Layout annotation data
■ ■ ■ ■ ■
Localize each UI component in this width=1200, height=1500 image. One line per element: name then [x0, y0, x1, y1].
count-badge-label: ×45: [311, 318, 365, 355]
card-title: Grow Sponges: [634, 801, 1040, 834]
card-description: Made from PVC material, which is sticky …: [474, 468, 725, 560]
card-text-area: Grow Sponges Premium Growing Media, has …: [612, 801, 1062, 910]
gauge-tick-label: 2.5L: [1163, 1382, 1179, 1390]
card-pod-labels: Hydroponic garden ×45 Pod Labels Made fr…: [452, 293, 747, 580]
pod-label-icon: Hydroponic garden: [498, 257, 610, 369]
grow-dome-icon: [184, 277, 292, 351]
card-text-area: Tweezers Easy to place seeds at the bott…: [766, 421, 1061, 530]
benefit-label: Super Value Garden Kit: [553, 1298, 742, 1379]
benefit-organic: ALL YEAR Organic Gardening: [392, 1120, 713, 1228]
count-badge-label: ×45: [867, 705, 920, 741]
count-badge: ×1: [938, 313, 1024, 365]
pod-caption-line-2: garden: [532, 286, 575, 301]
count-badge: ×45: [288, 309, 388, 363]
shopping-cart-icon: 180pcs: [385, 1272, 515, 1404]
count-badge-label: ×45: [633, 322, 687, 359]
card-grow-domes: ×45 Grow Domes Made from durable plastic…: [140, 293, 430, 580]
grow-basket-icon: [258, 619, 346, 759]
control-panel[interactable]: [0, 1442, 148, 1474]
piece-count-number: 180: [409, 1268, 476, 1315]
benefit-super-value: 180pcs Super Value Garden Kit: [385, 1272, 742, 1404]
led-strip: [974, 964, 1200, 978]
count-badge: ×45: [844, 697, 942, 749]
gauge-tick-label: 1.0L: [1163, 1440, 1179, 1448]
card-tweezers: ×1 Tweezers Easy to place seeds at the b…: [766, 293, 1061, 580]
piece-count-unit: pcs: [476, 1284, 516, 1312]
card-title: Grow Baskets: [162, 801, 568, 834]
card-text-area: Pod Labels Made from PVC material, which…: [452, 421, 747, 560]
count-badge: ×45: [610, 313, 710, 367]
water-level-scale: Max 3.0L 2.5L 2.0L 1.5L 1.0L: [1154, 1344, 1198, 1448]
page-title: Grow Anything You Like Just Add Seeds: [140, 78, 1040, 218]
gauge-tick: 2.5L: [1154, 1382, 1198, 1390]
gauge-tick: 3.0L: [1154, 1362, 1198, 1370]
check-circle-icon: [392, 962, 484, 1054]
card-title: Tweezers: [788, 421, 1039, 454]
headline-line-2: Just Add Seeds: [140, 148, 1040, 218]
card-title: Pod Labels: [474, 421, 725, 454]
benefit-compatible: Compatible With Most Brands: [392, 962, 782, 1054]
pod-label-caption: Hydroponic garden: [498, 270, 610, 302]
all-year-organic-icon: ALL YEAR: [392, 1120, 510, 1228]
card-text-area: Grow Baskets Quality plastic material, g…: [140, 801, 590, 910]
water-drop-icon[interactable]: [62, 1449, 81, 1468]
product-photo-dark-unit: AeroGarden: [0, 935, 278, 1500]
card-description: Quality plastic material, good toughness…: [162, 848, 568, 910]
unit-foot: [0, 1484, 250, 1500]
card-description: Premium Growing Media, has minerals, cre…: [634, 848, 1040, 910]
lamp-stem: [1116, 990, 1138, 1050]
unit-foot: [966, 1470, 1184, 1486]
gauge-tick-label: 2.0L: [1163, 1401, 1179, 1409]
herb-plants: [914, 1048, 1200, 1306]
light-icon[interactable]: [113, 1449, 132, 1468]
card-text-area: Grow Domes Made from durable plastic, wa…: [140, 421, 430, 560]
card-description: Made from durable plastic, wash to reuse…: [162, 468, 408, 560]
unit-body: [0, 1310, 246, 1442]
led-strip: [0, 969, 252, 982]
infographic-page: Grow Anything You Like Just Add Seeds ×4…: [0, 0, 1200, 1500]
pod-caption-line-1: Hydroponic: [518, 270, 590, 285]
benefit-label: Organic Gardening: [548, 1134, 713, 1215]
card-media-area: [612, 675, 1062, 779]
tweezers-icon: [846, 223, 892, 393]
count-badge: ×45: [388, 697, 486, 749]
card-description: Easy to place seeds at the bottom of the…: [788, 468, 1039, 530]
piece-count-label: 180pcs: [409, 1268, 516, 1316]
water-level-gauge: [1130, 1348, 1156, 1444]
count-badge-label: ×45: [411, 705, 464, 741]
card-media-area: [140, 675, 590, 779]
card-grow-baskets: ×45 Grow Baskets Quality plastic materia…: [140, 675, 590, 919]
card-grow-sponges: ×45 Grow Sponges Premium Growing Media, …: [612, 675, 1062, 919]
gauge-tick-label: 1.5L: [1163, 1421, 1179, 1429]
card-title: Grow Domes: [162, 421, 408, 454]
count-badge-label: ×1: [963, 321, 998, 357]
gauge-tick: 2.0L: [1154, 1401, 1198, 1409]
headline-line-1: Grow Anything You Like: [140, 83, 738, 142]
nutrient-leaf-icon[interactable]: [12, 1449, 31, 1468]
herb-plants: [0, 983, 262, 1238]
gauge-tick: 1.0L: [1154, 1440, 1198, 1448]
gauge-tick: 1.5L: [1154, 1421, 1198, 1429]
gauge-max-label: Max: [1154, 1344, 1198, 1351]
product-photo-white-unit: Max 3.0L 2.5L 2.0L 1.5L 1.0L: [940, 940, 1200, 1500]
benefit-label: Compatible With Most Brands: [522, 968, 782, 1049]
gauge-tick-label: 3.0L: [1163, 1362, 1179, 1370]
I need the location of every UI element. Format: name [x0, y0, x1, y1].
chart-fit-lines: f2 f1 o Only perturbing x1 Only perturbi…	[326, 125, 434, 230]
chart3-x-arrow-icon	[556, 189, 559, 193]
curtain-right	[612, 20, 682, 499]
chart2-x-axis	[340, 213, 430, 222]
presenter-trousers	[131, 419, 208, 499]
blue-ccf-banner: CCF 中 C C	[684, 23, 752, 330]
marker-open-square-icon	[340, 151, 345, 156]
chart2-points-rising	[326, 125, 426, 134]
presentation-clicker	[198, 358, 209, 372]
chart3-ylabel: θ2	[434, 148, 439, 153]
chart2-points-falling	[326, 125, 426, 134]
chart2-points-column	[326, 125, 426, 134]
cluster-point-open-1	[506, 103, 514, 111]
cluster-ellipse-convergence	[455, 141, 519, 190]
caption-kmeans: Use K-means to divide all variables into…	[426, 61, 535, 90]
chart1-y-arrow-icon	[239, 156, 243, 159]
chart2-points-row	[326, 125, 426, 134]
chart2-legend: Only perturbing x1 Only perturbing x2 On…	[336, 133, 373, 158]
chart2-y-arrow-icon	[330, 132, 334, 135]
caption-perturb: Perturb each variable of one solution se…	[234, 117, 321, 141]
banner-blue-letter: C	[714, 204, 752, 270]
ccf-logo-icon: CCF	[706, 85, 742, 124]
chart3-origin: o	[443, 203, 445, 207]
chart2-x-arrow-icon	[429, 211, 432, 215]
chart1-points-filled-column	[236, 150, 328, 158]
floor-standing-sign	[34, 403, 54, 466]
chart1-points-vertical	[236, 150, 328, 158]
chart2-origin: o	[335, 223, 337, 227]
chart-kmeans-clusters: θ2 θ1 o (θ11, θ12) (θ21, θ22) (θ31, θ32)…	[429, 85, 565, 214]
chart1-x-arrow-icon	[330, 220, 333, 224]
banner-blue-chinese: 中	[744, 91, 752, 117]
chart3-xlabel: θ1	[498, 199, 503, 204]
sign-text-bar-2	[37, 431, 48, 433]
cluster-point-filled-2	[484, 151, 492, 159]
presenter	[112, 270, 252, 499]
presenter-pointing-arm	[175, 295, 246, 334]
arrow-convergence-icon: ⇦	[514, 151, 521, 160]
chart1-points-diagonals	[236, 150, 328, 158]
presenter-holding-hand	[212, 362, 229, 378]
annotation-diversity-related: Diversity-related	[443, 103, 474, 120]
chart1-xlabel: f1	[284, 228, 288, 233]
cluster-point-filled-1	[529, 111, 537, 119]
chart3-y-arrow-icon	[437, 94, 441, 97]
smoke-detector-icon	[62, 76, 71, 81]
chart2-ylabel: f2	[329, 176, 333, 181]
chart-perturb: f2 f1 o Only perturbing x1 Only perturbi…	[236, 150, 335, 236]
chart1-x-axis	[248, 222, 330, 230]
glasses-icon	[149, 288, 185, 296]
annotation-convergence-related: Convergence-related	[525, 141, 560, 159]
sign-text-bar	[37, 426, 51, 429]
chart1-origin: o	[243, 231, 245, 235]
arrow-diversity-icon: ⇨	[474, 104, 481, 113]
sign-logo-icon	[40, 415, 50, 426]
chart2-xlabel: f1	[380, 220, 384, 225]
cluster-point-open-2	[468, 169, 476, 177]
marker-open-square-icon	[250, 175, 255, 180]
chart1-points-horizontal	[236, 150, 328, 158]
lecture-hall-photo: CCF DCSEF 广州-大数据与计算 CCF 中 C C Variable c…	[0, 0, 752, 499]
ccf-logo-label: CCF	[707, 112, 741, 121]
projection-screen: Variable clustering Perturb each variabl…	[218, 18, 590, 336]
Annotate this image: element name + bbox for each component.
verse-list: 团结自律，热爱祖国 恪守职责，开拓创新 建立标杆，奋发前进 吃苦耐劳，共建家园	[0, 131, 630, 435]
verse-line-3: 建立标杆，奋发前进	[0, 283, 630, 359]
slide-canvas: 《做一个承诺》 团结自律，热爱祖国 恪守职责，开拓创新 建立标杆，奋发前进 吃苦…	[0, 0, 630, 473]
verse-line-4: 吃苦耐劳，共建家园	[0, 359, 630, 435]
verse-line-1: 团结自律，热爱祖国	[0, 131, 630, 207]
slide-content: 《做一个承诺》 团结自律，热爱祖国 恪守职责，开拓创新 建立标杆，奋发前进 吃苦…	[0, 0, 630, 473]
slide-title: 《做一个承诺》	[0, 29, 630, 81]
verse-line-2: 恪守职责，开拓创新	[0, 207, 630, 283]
■ ■ ■ ■ ■
**WHAT THE EXERCISE ASKS**
Format the items from their first line through the line containing "control-panel[interactable]: [0, 1442, 148, 1474]", inclusive, as a Markdown table with the columns "Row" and "Line". Number each line in order and omit blank lines.

**THE RESPONSE**
| Row | Line |
|---|---|
| 1 | Localize each UI component in this width=1200, height=1500 image. One line per element: name then [x0, y0, x1, y1]. |
| 2 | count-badge-label: ×45: [311, 318, 365, 355] |
| 3 | card-title: Grow Sponges: [634, 801, 1040, 834] |
| 4 | card-description: Made from PVC material, which is sticky …: [474, 468, 725, 560] |
| 5 | card-text-area: Grow Sponges Premium Growing Media, has …: [612, 801, 1062, 910] |
| 6 | gauge-tick-label: 2.5L: [1163, 1382, 1179, 1390] |
| 7 | card-pod-labels: Hydroponic garden ×45 Pod Labels Made fr…: [452, 293, 747, 580] |
| 8 | pod-label-icon: Hydroponic garden: [498, 257, 610, 369] |
| 9 | grow-dome-icon: [184, 277, 292, 351] |
| 10 | card-text-area: Tweezers Easy to place seeds at the bott…: [766, 421, 1061, 530] |
| 11 | benefit-label: Super Value Garden Kit: [553, 1298, 742, 1379] |
| 12 | benefit-organic: ALL YEAR Organic Gardening: [392, 1120, 713, 1228] |
| 13 | count-badge-label: ×45: [867, 705, 920, 741] |
| 14 | count-badge: ×1: [938, 313, 1024, 365] |
| 15 | pod-caption-line-2: garden: [532, 286, 575, 301] |
| 16 | count-badge: ×45: [288, 309, 388, 363] |
| 17 | shopping-cart-icon: 180pcs: [385, 1272, 515, 1404] |
| 18 | count-badge-label: ×45: [633, 322, 687, 359] |
| 19 | card-grow-domes: ×45 Grow Domes Made from durable plastic…: [140, 293, 430, 580] |
| 20 | grow-basket-icon: [258, 619, 346, 759] |
| 21 | control-panel[interactable]: [0, 1442, 148, 1474] |